**DATA SHOWN:**
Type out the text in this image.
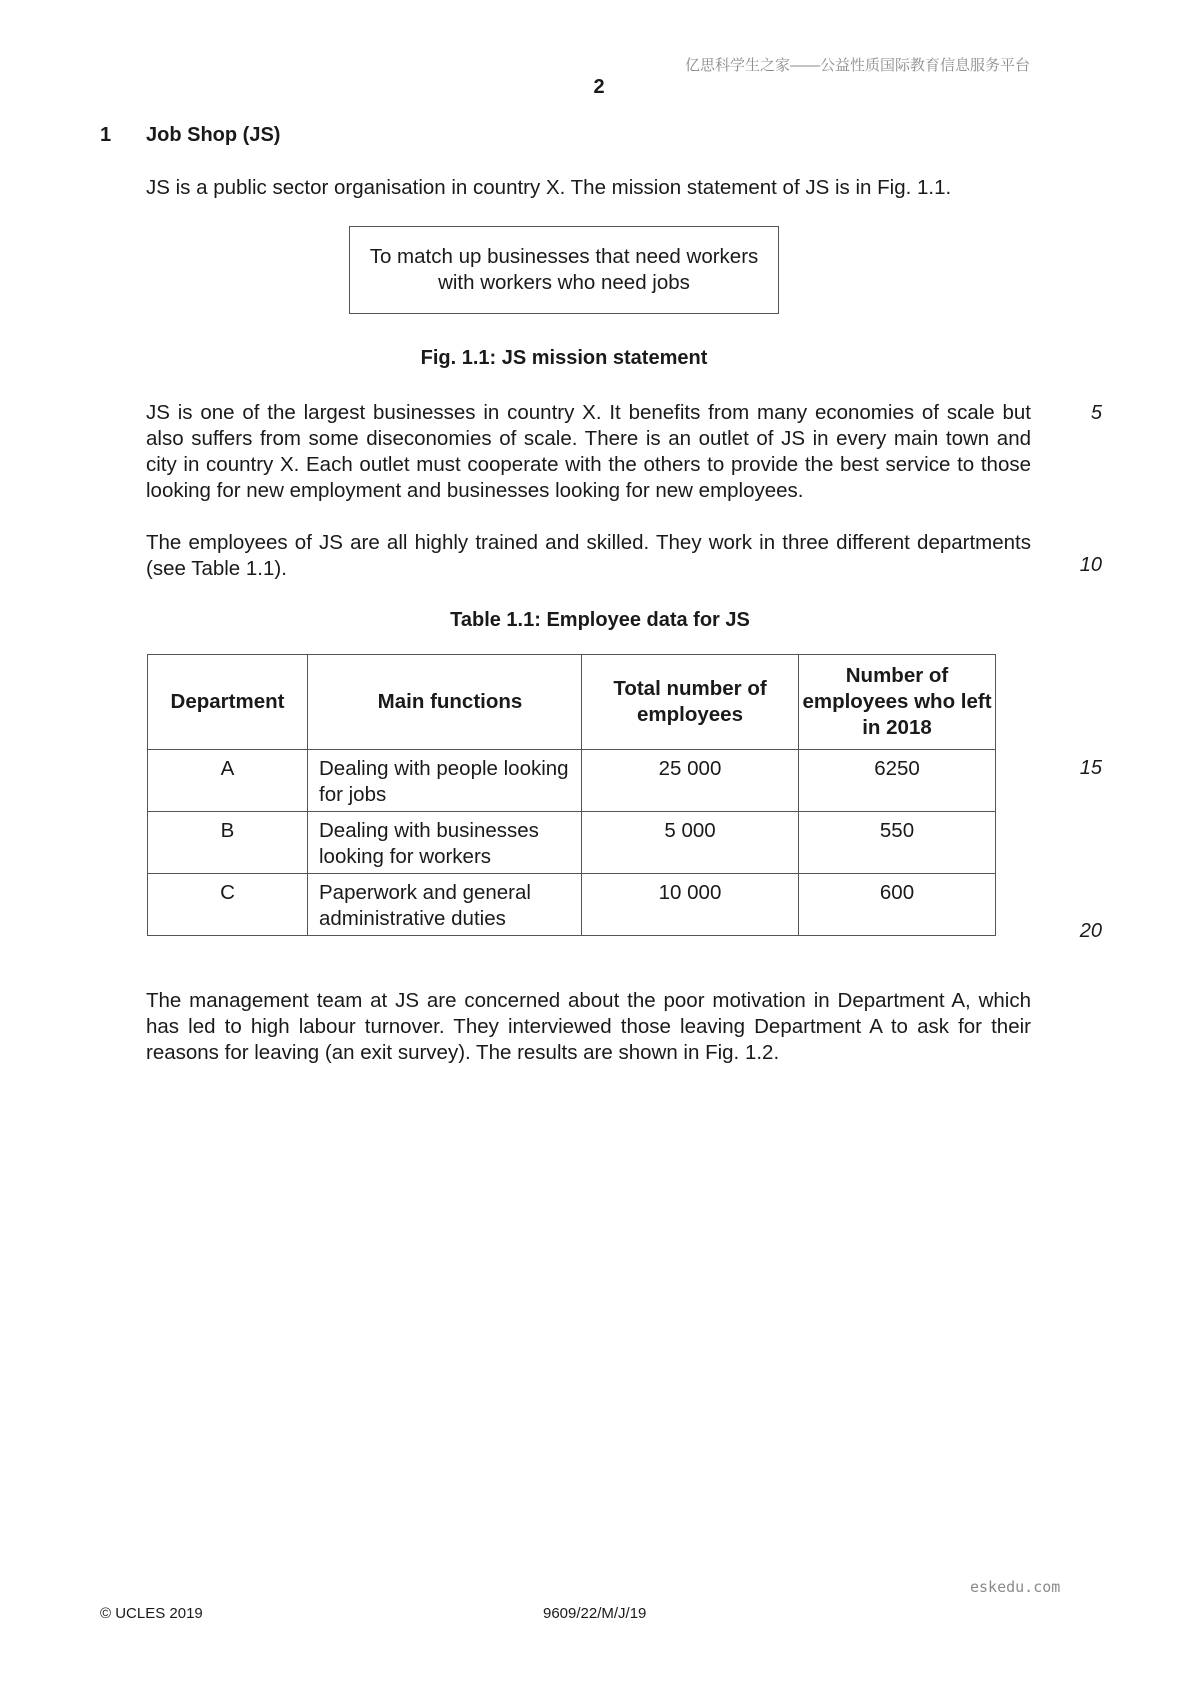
亿思科学生之家——公益性质国际教育信息服务平台
2
1 Job Shop (JS)
JS is a public sector organisation in country X. The mission statement of JS is in Fig. 1.1.
To match up businesses that need workers with workers who need jobs
Fig. 1.1: JS mission statement
JS is one of the largest businesses in country X. It benefits from many economies of scale but also suffers from some diseconomies of scale. There is an outlet of JS in every main town and city in country X. Each outlet must cooperate with the others to provide the best service to those looking for new employment and businesses looking for new employees.
The employees of JS are all highly trained and skilled. They work in three different departments (see Table 1.1).
5
10
15
20
Table 1.1: Employee data for JS
Department	Main functions	Total number of employees	Number of employees who left in 2018
A	Dealing with people looking for jobs	25 000	6250
B	Dealing with businesses looking for workers	5 000	550
C	Paperwork and general administrative duties	10 000	600
The management team at JS are concerned about the poor motivation in Department A, which has led to high labour turnover. They interviewed those leaving Department A to ask for their reasons for leaving (an exit survey). The results are shown in Fig. 1.2.
eskedu.com
© UCLES 2019	9609/22/M/J/19
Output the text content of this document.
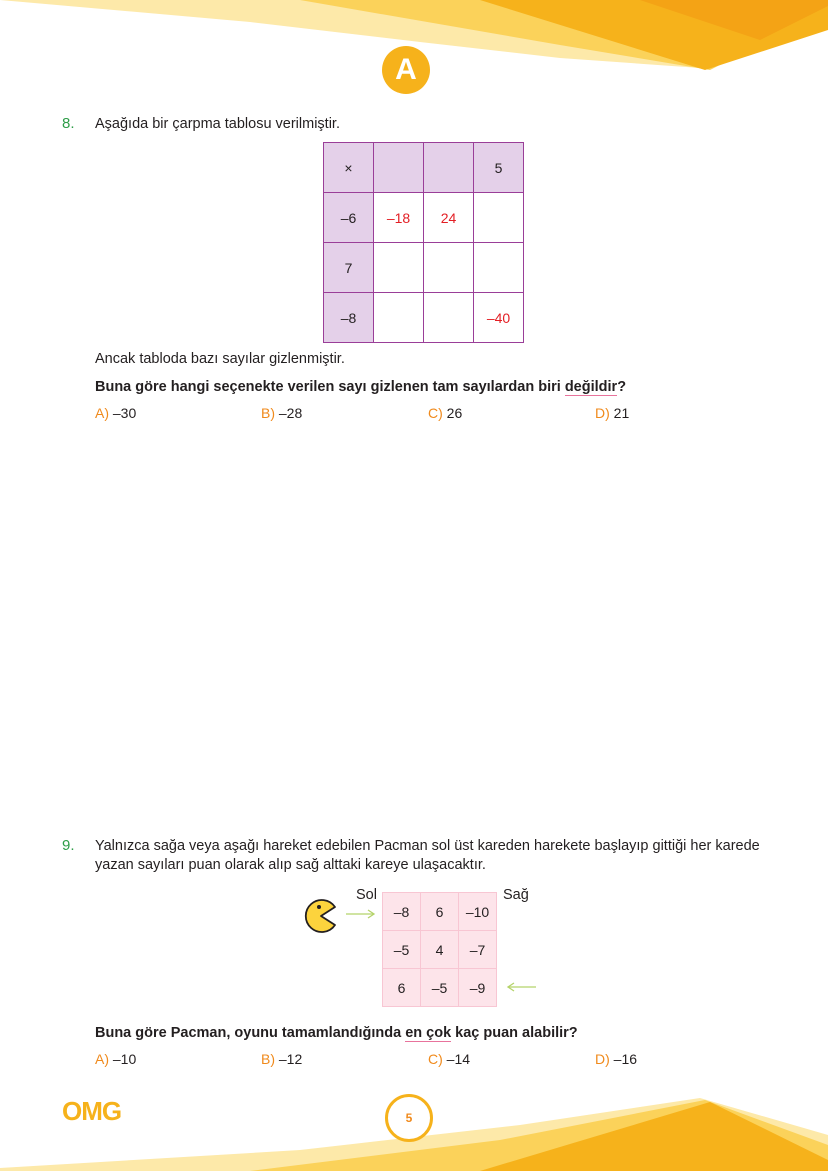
A
8. Aşağıda bir çarpma tablosu verilmiştir.
×			5
–6	–18	24	
7			
–8			–40
Ancak tabloda bazı sayılar gizlenmiştir.
Buna göre hangi seçenekte verilen sayı gizlenen tam sayılardan biri değildir?
A) –30	B) –28	C) 26	D) 21
9. Yalnızca sağa veya aşağı hareket edebilen Pacman sol üst kareden harekete başlayıp gittiği her karede
yazan sayıları puan olarak alıp sağ alttaki kareye ulaşacaktır.
Sol	Sağ
–8	6	–10
–5	4	–7
6	–5	–9
Buna göre Pacman, oyunu tamamlandığında en çok kaç puan alabilir?
A) –10	B) –12	C) –14	D) –16
OMG	5
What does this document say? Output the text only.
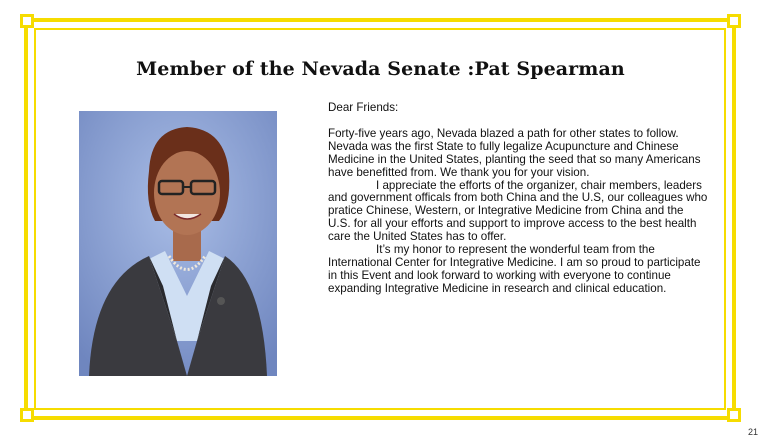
Member of the Nevada Senate :Pat Spearman

Dear Friends:

Forty-five years ago, Nevada blazed a path for other states to follow. Nevada was the first State to fully legalize Acupuncture and Chinese Medicine in the United States, planting the seed that so many Americans have benefitted from. We thank you for your vision.

I appreciate the efforts of the organizer, chair members, leaders and government officals from both China and the U.S, our colleagues who pratice Chinese, Western, or Integrative Medicine from China and the U.S. for all your efforts and support to improve access to the best health care the United States has to offer.

It’s my honor to represent the wonderful team from the International Center for Integrative Medicine. I am so proud to participate in this Event and look forward to working with everyone to continue expanding Integrative Medicine in research and clinical education.

21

**STATED GOAL:**
Copy the records above exactly, omitting every picture.

**THE RESULT:**
Type out the text in this image.
亿思科学生之家——公益性质国际教育信息服务平台
2
1 Job Shop (JS)
JS is a public sector organisation in country X. The mission statement of JS is in Fig. 1.1.
To match up businesses that need workers with workers who need jobs
Fig. 1.1: JS mission statement
JS is one of the largest businesses in country X. It benefits from many economies of scale but also suffers from some diseconomies of scale. There is an outlet of JS in every main town and city in country X. Each outlet must cooperate with the others to provide the best service to those looking for new employment and businesses looking for new employees.
The employees of JS are all highly trained and skilled. They work in three different departments (see Table 1.1).
5
10
15
20
Table 1.1: Employee data for JS
Department	Main functions	Total number of employees	Number of employees who left in 2018
A	Dealing with people looking for jobs	25 000	6250
B	Dealing with businesses looking for workers	5 000	550
C	Paperwork and general administrative duties	10 000	600
The management team at JS are concerned about the poor motivation in Department A, which has led to high labour turnover. They interviewed those leaving Department A to ask for their reasons for leaving (an exit survey). The results are shown in Fig. 1.2.
eskedu.com
© UCLES 2019	9609/22/M/J/19
Output the text content of this document.
A
8. Aşağıda bir çarpma tablosu verilmiştir.
×			5
–6	–18	24	
7			
–8			–40
Ancak tabloda bazı sayılar gizlenmiştir.
Buna göre hangi seçenekte verilen sayı gizlenen tam sayılardan biri değildir?
A) –30	B) –28	C) 26	D) 21
9. Yalnızca sağa veya aşağı hareket edebilen Pacman sol üst kareden harekete başlayıp gittiği her karede
yazan sayıları puan olarak alıp sağ alttaki kareye ulaşacaktır.
Sol	Sağ
–8	6	–10
–5	4	–7
6	–5	–9
Buna göre Pacman, oyunu tamamlandığında en çok kaç puan alabilir?
A) –10	B) –12	C) –14	D) –16
OMG	5
What does this document say? Output the text only.
Member of the Nevada Senate :Pat Spearman

Dear Friends:

Forty-five years ago, Nevada blazed a path for other states to follow. Nevada was the first State to fully legalize Acupuncture and Chinese Medicine in the United States, planting the seed that so many Americans have benefitted from. We thank you for your vision.

I appreciate the efforts of the organizer, chair members, leaders and government officals from both China and the U.S, our colleagues who pratice Chinese, Western, or Integrative Medicine from China and the U.S. for all your efforts and support to improve access to the best health care the United States has to offer.

It’s my honor to represent the wonderful team from the International Center for Integrative Medicine. I am so proud to participate in this Event and look forward to working with everyone to continue expanding Integrative Medicine in research and clinical education.

21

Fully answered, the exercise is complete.